** start Data lines **

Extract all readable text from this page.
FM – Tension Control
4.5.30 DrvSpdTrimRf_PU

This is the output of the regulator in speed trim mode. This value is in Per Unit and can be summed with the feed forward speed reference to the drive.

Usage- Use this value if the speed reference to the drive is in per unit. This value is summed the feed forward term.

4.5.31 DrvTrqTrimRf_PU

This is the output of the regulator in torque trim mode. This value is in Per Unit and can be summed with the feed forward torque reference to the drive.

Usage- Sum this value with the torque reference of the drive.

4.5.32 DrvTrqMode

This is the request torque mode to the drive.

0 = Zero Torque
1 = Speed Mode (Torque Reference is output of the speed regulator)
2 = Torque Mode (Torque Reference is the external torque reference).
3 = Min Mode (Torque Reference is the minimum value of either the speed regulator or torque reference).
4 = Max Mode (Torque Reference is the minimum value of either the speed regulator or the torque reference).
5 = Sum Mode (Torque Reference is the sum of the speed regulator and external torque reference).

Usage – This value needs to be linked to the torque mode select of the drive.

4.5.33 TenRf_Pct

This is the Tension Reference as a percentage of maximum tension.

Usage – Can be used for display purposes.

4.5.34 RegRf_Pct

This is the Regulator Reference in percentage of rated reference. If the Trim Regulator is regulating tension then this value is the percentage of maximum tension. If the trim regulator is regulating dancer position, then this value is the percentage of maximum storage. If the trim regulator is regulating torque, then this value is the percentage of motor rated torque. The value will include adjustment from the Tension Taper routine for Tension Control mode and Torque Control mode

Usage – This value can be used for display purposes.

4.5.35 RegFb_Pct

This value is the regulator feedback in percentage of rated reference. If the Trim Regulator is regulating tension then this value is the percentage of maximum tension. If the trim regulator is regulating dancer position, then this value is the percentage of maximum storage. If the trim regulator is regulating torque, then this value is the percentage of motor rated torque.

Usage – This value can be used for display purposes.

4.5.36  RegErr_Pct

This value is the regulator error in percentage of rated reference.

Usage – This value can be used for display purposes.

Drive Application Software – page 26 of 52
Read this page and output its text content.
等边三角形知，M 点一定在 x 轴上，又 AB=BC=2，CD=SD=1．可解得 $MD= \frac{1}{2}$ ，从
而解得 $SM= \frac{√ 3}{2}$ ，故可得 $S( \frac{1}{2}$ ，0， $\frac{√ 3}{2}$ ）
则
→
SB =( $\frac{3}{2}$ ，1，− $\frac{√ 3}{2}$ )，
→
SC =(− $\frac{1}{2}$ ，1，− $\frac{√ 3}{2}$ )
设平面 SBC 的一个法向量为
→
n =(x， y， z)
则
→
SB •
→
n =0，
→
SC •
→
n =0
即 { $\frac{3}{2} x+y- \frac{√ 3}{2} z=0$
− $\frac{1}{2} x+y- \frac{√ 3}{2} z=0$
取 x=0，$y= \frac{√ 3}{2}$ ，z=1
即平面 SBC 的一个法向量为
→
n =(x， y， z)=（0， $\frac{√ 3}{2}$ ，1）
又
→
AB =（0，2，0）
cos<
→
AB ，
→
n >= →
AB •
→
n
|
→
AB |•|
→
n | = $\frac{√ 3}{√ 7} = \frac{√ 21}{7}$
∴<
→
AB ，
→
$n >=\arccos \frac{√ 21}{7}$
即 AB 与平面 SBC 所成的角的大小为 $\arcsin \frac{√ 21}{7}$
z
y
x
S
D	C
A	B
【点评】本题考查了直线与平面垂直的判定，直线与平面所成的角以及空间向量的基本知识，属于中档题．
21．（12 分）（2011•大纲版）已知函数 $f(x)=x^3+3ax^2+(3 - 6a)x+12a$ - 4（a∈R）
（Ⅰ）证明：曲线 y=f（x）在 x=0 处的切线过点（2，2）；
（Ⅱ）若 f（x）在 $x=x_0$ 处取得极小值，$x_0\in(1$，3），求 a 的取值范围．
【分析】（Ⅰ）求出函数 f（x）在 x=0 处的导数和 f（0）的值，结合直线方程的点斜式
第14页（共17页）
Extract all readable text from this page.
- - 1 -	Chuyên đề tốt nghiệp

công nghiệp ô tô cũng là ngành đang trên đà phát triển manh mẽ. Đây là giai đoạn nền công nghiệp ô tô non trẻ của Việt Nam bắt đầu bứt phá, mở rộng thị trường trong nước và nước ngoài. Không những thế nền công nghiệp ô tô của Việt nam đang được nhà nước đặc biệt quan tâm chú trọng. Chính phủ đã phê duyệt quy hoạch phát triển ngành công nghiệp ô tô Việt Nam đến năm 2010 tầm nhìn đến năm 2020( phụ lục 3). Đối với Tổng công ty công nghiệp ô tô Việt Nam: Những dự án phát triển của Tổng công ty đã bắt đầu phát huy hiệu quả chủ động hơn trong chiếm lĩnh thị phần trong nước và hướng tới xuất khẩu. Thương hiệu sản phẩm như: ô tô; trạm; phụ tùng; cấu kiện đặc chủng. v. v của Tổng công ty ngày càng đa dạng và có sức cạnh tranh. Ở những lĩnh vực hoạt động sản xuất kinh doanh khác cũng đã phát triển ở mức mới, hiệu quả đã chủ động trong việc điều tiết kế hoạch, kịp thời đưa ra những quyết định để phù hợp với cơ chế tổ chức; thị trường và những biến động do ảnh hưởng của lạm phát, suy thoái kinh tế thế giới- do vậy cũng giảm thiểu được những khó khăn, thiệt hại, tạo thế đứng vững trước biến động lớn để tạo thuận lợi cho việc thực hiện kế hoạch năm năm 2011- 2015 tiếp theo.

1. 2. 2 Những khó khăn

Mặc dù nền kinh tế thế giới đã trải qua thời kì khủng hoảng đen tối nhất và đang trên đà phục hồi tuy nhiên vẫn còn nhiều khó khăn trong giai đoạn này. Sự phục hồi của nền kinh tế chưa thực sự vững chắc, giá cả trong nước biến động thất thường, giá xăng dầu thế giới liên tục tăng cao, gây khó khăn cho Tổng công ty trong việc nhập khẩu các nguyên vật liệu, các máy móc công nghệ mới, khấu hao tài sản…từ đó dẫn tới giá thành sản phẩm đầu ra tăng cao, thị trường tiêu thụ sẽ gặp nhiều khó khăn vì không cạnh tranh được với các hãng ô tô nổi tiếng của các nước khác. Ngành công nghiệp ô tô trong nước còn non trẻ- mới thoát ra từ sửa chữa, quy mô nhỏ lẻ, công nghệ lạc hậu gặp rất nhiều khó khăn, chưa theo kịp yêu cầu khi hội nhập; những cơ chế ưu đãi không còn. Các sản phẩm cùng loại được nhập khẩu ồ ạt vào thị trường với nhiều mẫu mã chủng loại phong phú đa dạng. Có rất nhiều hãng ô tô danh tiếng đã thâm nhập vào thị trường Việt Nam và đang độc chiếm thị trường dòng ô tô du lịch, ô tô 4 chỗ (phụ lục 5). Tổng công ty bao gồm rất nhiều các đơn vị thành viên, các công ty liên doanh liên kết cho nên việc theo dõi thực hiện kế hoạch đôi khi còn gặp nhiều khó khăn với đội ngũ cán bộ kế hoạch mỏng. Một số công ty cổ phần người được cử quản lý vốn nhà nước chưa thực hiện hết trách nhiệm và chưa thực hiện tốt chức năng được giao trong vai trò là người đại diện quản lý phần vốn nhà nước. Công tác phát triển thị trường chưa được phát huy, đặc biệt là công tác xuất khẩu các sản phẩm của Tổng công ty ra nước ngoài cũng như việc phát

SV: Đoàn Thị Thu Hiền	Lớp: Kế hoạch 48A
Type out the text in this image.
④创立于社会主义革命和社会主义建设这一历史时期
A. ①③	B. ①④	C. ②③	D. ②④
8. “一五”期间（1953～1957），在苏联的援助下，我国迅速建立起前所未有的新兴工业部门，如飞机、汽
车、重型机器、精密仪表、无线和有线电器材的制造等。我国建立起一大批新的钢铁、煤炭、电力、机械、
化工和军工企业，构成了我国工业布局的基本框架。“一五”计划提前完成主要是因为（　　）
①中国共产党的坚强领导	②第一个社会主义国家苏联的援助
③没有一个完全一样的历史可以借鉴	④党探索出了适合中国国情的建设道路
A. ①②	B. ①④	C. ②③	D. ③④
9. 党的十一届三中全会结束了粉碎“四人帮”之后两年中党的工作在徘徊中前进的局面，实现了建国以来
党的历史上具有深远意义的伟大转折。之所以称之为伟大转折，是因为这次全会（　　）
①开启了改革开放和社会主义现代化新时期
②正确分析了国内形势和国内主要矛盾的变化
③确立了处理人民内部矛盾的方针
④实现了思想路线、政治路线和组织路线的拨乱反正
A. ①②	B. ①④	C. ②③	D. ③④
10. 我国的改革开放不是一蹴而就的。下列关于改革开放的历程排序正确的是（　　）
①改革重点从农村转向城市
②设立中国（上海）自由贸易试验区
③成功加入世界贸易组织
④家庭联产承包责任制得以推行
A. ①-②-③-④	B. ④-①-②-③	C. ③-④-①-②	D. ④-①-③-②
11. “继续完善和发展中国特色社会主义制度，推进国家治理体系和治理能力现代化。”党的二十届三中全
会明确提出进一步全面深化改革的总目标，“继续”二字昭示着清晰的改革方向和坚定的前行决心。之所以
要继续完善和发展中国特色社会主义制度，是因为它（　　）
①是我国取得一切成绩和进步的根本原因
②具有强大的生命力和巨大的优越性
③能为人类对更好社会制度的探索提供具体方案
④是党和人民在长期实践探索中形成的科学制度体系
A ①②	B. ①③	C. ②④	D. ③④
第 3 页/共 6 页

** end Data lines **

The task
Give again, word for word, every line from the one holding "Type out the text in this image." to the end of the data.

Full answer
Type out the text in this image.
④创立于社会主义革命和社会主义建设这一历史时期
A. ①③	B. ①④	C. ②③	D. ②④
8. “一五”期间（1953～1957），在苏联的援助下，我国迅速建立起前所未有的新兴工业部门，如飞机、汽
车、重型机器、精密仪表、无线和有线电器材的制造等。我国建立起一大批新的钢铁、煤炭、电力、机械、
化工和军工企业，构成了我国工业布局的基本框架。“一五”计划提前完成主要是因为（　　）
①中国共产党的坚强领导	②第一个社会主义国家苏联的援助
③没有一个完全一样的历史可以借鉴	④党探索出了适合中国国情的建设道路
A. ①②	B. ①④	C. ②③	D. ③④
9. 党的十一届三中全会结束了粉碎“四人帮”之后两年中党的工作在徘徊中前进的局面，实现了建国以来
党的历史上具有深远意义的伟大转折。之所以称之为伟大转折，是因为这次全会（　　）
①开启了改革开放和社会主义现代化新时期
②正确分析了国内形势和国内主要矛盾的变化
③确立了处理人民内部矛盾的方针
④实现了思想路线、政治路线和组织路线的拨乱反正
A. ①②	B. ①④	C. ②③	D. ③④
10. 我国的改革开放不是一蹴而就的。下列关于改革开放的历程排序正确的是（　　）
①改革重点从农村转向城市
②设立中国（上海）自由贸易试验区
③成功加入世界贸易组织
④家庭联产承包责任制得以推行
A. ①-②-③-④	B. ④-①-②-③	C. ③-④-①-②	D. ④-①-③-②
11. “继续完善和发展中国特色社会主义制度，推进国家治理体系和治理能力现代化。”党的二十届三中全
会明确提出进一步全面深化改革的总目标，“继续”二字昭示着清晰的改革方向和坚定的前行决心。之所以
要继续完善和发展中国特色社会主义制度，是因为它（　　）
①是我国取得一切成绩和进步的根本原因
②具有强大的生命力和巨大的优越性
③能为人类对更好社会制度的探索提供具体方案
④是党和人民在长期实践探索中形成的科学制度体系
A ①②	B. ①③	C. ②④	D. ③④
第 3 页/共 6 页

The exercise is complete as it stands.